* Data extract
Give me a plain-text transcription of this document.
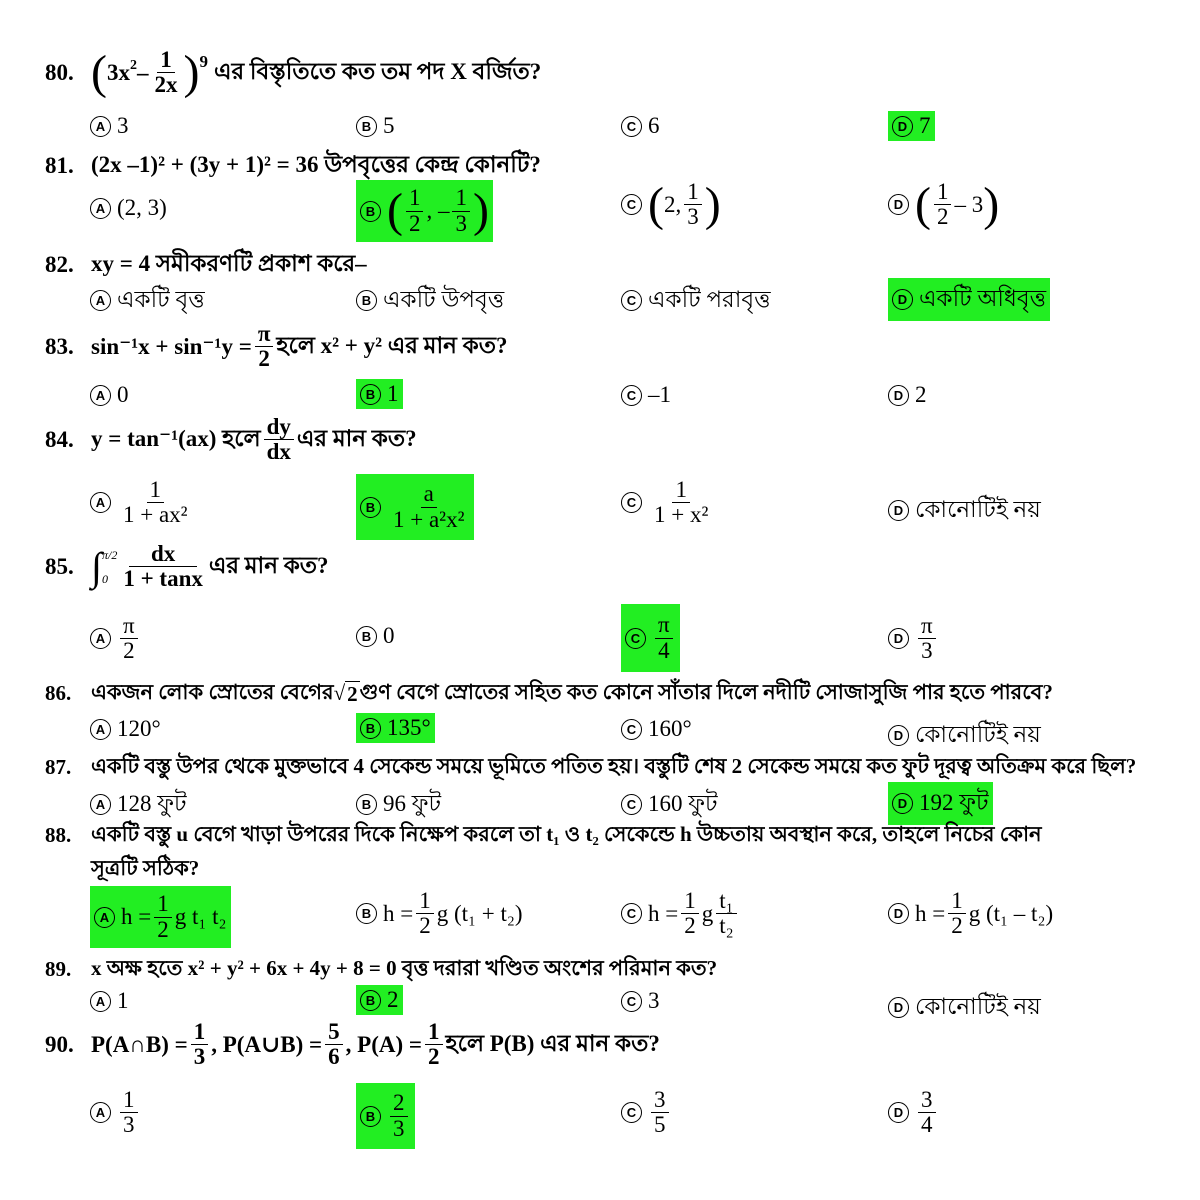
80. ( $3x^2 - \frac{1}{2x} )^9$ এর বিস্তৃতিতে কত তম পদ X বর্জিত?
A 3	B 5	C 6	D 7
81. (2x –1)² + (3y + 1)² = 36 উপবৃত্তের কেন্দ্র কোনটি?
A (2, 3)	B ( $\frac{1}{2}$ , – $\frac{1}{3}$ )	C ( 2, $\frac{1}{3}$ )	D ( $\frac{1}{2} - 3$ )
82. xy = 4 সমীকরণটি প্রকাশ করে–
A একটি বৃত্ত	B একটি উপবৃত্ত	C একটি পরাবৃত্ত	D একটি অধিবৃত্ত
83. $\sin^{-1}x + \sin^{-1}y = \frac{\pi}{2}$ হলে x² + y² এর মান কত?
A 0	B 1	C –1	D 2
84. y = tan⁻¹(ax) হলে $\frac{dy}{dx}$ এর মান কত?
A $\frac{1}{\text{1 + ax²}}$	B $\frac{a}{\text{1 + a²x²}}$	C $\frac{1}{\text{1 + x²}}$	D কোনোটিই নয়
85. ∫ π/2
$0 \frac{dx}{1 + \tan x}$ এর মান কত?
A $\frac{\pi}{2}$	B 0	C $\frac{\pi}{4}$	D $\frac{\pi}{3}$
86. একজন লোক স্রোতের বেগের √ 2 গুণ বেগে স্রোতের সহিত কত কোনে সাঁতার দিলে নদীটি সোজাসুজি পার হতে পারবে?
A 120°	B 135°	C 160°	D কোনোটিই নয়
87. একটি বস্তু উপর থেকে মুক্তভাবে 4 সেকেন্ড সময়ে ভূমিতে পতিত হয়। বস্তুটি শেষ 2 সেকেন্ড সময়ে কত ফুট দূরত্ব অতিক্রম করে ছিল?
A 128 ফুট	B 96 ফুট	C 160 ফুট	D 192 ফুট
88. একটি বস্তু u বেগে খাড়া উপরের দিকে নিক্ষেপ করলে তা t₁ ও t₂ সেকেন্ডে h উচ্চতায় অবস্থান করে, তাহলে নিচের কোন
সূত্রটি সঠিক?
A $h = \frac{1}{2}$ g t₁ t₂	B $h = \frac{1}{2}$ g (t₁ + t₂)	C $h = \frac{1}{2}$ g $\frac{\text{t₁}}{\text{t₂}}$	D $h = \frac{1}{2}$ g (t₁ – t₂)
89. x অক্ষ হতে x² + y² + 6x + 4y + 8 = 0 বৃত্ত দরারা খণ্ডিত অংশের পরিমান কত?
A 1	B 2	C 3	D কোনোটিই নয়
90. P(A∩B) = $\frac{1}{3}$ , P(A∪B) = $\frac{5}{6}$ , $P(A) = \frac{1}{2}$ হলে P(B) এর মান কত?
A $\frac{1}{3}$	B $\frac{2}{3}$	C $\frac{3}{5}$	D $\frac{3}{4}$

* Exercise directions
Show the lines that mention the word "text".

* Result below
Give me a plain-text transcription of this document.
A $\frac{1}{\text{1 + ax²}}$	B $\frac{a}{\text{1 + a²x²}}$	C $\frac{1}{\text{1 + x²}}$	D কোনোটিই নয়
A $h = \frac{1}{2}$ g t₁ t₂	B $h = \frac{1}{2}$ g (t₁ + t₂)	C $h = \frac{1}{2}$ g $\frac{\text{t₁}}{\text{t₂}}$	D $h = \frac{1}{2}$ g (t₁ – t₂)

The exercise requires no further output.